**Objective:**
Omit every picture and write out the rest of the records exactly.

**Given information:**
+-------+

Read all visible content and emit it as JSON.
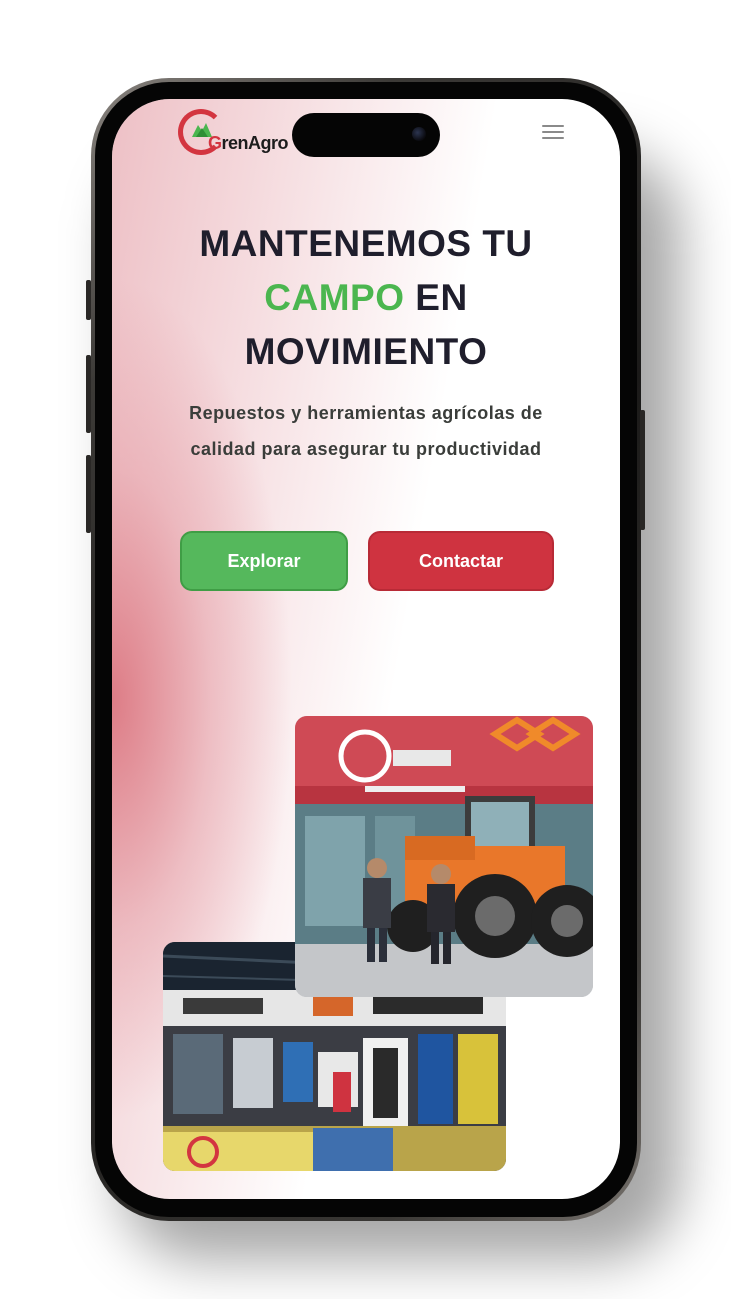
{
  "brand": {
    "logo_lead": "G",
    "logo_rest": "renAgro",
    "logo_alt": "GrenAgro",
    "primary_color": "#cf3340",
    "accent_color": "#4bb64f"
  },
  "header": {
    "menu_icon": "hamburger-menu-icon"
  },
  "hero": {
    "headline_part1": "MANTENEMOS TU",
    "headline_accent": "CAMPO",
    "headline_part2": "EN",
    "headline_part3": "MOVIMIENTO",
    "subtitle": "Repuestos y herramientas agrícolas de calidad para asegurar tu productividad"
  },
  "actions": {
    "explore_label": "Explorar",
    "contact_label": "Contactar"
  },
  "gallery": {
    "images": [
      "storefront-with-tractor-photo",
      "store-interior-photo"
    ]
  }
}
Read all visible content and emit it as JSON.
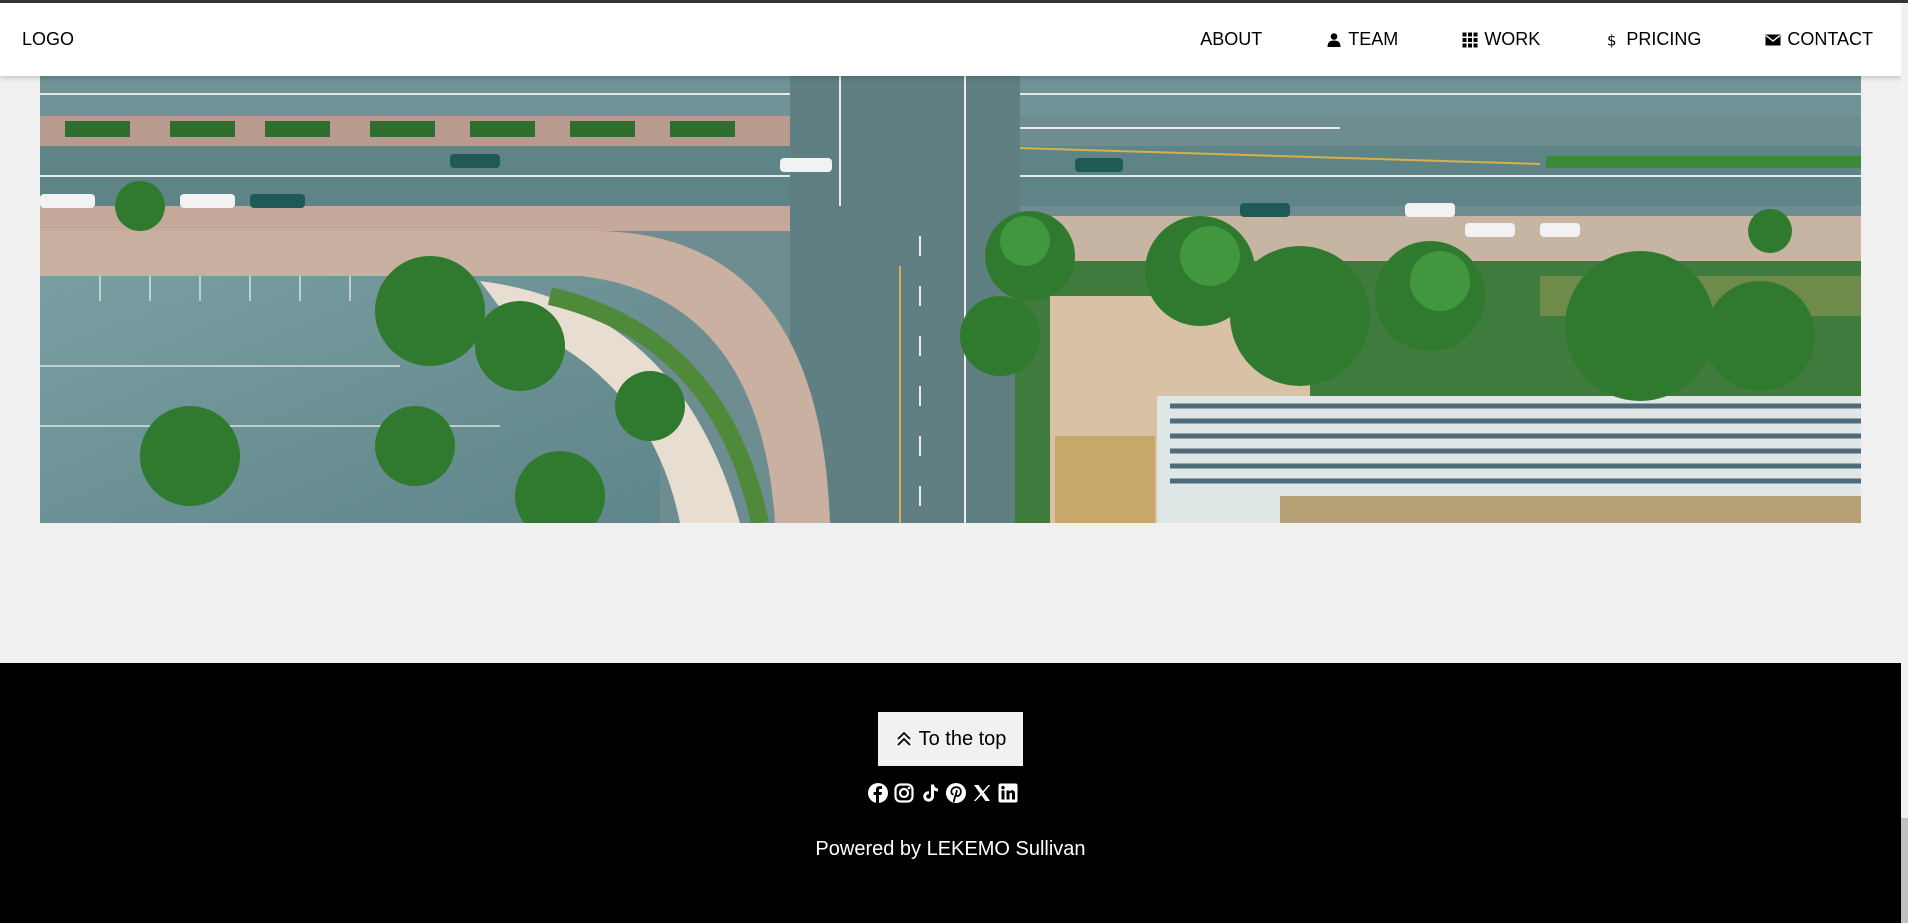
{
  "nav": {
    "logo": "LOGO",
    "items": [
      {
        "label": "ABOUT",
        "icon": ""
      },
      {
        "label": "TEAM",
        "icon": "user-icon"
      },
      {
        "label": "WORK",
        "icon": "grid-icon"
      },
      {
        "label": "PRICING",
        "icon": "dollar-icon"
      },
      {
        "label": "CONTACT",
        "icon": "envelope-icon"
      }
    ]
  },
  "footer": {
    "to_top_label": "To the top",
    "to_top_icon": "double-chevron-up-icon",
    "social_icons": [
      "facebook-icon",
      "instagram-icon",
      "tiktok-icon",
      "pinterest-icon",
      "x-icon",
      "linkedin-icon"
    ],
    "powered_by": "Powered by LEKEMO Sullivan"
  },
  "colors": {
    "navbar_bg": "#ffffff",
    "page_bg": "#f0f0f0",
    "footer_bg": "#000000",
    "button_bg": "#f1f1f1"
  }
}
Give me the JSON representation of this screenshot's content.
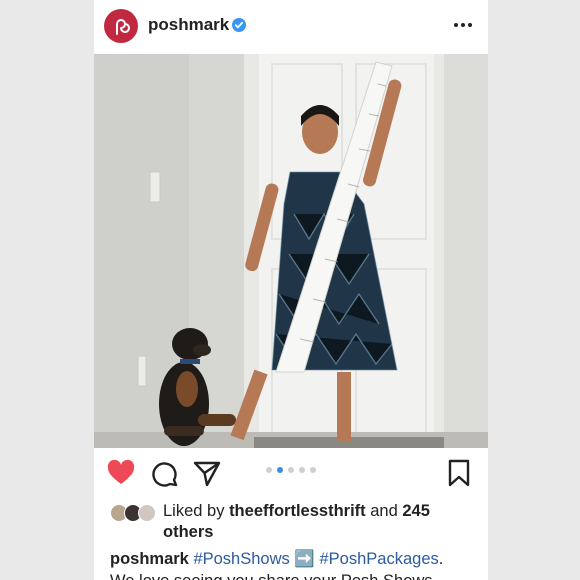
{
  "post": {
    "username": "poshmark",
    "verified": true
  },
  "icons": {
    "avatar": "poshmark-logo-icon",
    "verified": "verified-badge-icon",
    "more": "more-options-icon",
    "like": "heart-icon",
    "comment": "comment-icon",
    "share": "share-icon",
    "save": "bookmark-icon"
  },
  "carousel": {
    "count": 5,
    "active_index": 1
  },
  "likes": {
    "prefix": "Liked by",
    "user": "theeffortlessthrift",
    "middle": "and",
    "count_text": "245 others"
  },
  "caption": {
    "username": "poshmark",
    "tag1": "#PoshShows",
    "arrow": "➡️",
    "tag2": "#PoshPackages",
    "period": ".",
    "line2": "We love seeing you share your Posh Shows"
  },
  "colors": {
    "brand": "#c02940",
    "like": "#ed4956",
    "link": "#2c5aa0",
    "active_dot": "#3b8ee5"
  }
}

+-------+

**Task answer:**
Read all visible content and emit it as JSON.
{
  "brand": {
    "logo_lead": "G",
    "logo_rest": "renAgro",
    "logo_alt": "GrenAgro",
    "primary_color": "#cf3340",
    "accent_color": "#4bb64f"
  },
  "header": {
    "menu_icon": "hamburger-menu-icon"
  },
  "hero": {
    "headline_part1": "MANTENEMOS TU",
    "headline_accent": "CAMPO",
    "headline_part2": "EN",
    "headline_part3": "MOVIMIENTO",
    "subtitle": "Repuestos y herramientas agrícolas de calidad para asegurar tu productividad"
  },
  "actions": {
    "explore_label": "Explorar",
    "contact_label": "Contactar"
  },
  "gallery": {
    "images": [
      "storefront-with-tractor-photo",
      "store-interior-photo"
    ]
  }
}
Read all visible content and emit it as JSON.
{
  "nav": {
    "logo": "LOGO",
    "items": [
      {
        "label": "ABOUT",
        "icon": ""
      },
      {
        "label": "TEAM",
        "icon": "user-icon"
      },
      {
        "label": "WORK",
        "icon": "grid-icon"
      },
      {
        "label": "PRICING",
        "icon": "dollar-icon"
      },
      {
        "label": "CONTACT",
        "icon": "envelope-icon"
      }
    ]
  },
  "footer": {
    "to_top_label": "To the top",
    "to_top_icon": "double-chevron-up-icon",
    "social_icons": [
      "facebook-icon",
      "instagram-icon",
      "tiktok-icon",
      "pinterest-icon",
      "x-icon",
      "linkedin-icon"
    ],
    "powered_by": "Powered by LEKEMO Sullivan"
  },
  "colors": {
    "navbar_bg": "#ffffff",
    "page_bg": "#f0f0f0",
    "footer_bg": "#000000",
    "button_bg": "#f1f1f1"
  }
}
Give me the JSON representation of this screenshot's content.
{
  "post": {
    "username": "poshmark",
    "verified": true
  },
  "icons": {
    "avatar": "poshmark-logo-icon",
    "verified": "verified-badge-icon",
    "more": "more-options-icon",
    "like": "heart-icon",
    "comment": "comment-icon",
    "share": "share-icon",
    "save": "bookmark-icon"
  },
  "carousel": {
    "count": 5,
    "active_index": 1
  },
  "likes": {
    "prefix": "Liked by",
    "user": "theeffortlessthrift",
    "middle": "and",
    "count_text": "245 others"
  },
  "caption": {
    "username": "poshmark",
    "tag1": "#PoshShows",
    "arrow": "➡️",
    "tag2": "#PoshPackages",
    "period": ".",
    "line2": "We love seeing you share your Posh Shows"
  },
  "colors": {
    "brand": "#c02940",
    "like": "#ed4956",
    "link": "#2c5aa0",
    "active_dot": "#3b8ee5"
  }
}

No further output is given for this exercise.